DIRECTIVE |
Output all lines exactly.

THE DATA |
= = = =
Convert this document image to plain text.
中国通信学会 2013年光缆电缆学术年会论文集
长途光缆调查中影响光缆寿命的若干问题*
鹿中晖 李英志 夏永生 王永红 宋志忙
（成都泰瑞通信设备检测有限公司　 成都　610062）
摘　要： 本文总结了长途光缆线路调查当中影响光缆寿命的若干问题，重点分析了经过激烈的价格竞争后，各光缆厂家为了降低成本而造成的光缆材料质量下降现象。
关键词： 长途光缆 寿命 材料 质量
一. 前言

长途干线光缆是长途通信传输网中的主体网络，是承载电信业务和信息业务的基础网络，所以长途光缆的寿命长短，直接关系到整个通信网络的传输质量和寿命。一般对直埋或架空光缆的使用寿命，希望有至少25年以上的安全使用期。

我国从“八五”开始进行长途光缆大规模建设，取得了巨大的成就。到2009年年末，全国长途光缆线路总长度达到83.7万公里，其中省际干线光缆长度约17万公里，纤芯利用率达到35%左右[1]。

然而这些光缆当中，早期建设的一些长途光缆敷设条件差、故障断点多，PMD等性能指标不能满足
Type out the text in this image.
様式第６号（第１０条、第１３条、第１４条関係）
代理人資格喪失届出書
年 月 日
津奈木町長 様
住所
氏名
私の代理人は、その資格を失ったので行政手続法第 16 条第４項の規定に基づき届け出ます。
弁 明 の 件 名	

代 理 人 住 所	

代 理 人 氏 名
= = = =
CORRECT ANSWER |
Convert this document image to plain text.
中国通信学会 2013年光缆电缆学术年会论文集
长途光缆调查中影响光缆寿命的若干问题*
鹿中晖 李英志 夏永生 王永红 宋志忙
（成都泰瑞通信设备检测有限公司　 成都　610062）
摘　要： 本文总结了长途光缆线路调查当中影响光缆寿命的若干问题，重点分析了经过激烈的价格竞争后，各光缆厂家为了降低成本而造成的光缆材料质量下降现象。
关键词： 长途光缆 寿命 材料 质量
一. 前言

长途干线光缆是长途通信传输网中的主体网络，是承载电信业务和信息业务的基础网络，所以长途光缆的寿命长短，直接关系到整个通信网络的传输质量和寿命。一般对直埋或架空光缆的使用寿命，希望有至少25年以上的安全使用期。

我国从“八五”开始进行长途光缆大规模建设，取得了巨大的成就。到2009年年末，全国长途光缆线路总长度达到83.7万公里，其中省际干线光缆长度约17万公里，纤芯利用率达到35%左右[1]。

然而这些光缆当中，早期建设的一些长途光缆敷设条件差、故障断点多，PMD等性能指标不能满足
Type out the text in this image.
様式第６号（第１０条、第１３条、第１４条関係）
代理人資格喪失届出書
年 月 日
津奈木町長 様
住所
氏名
私の代理人は、その資格を失ったので行政手続法第 16 条第４項の規定に基づき届け出ます。
弁 明 の 件 名	

代 理 人 住 所	

代 理 人 氏 名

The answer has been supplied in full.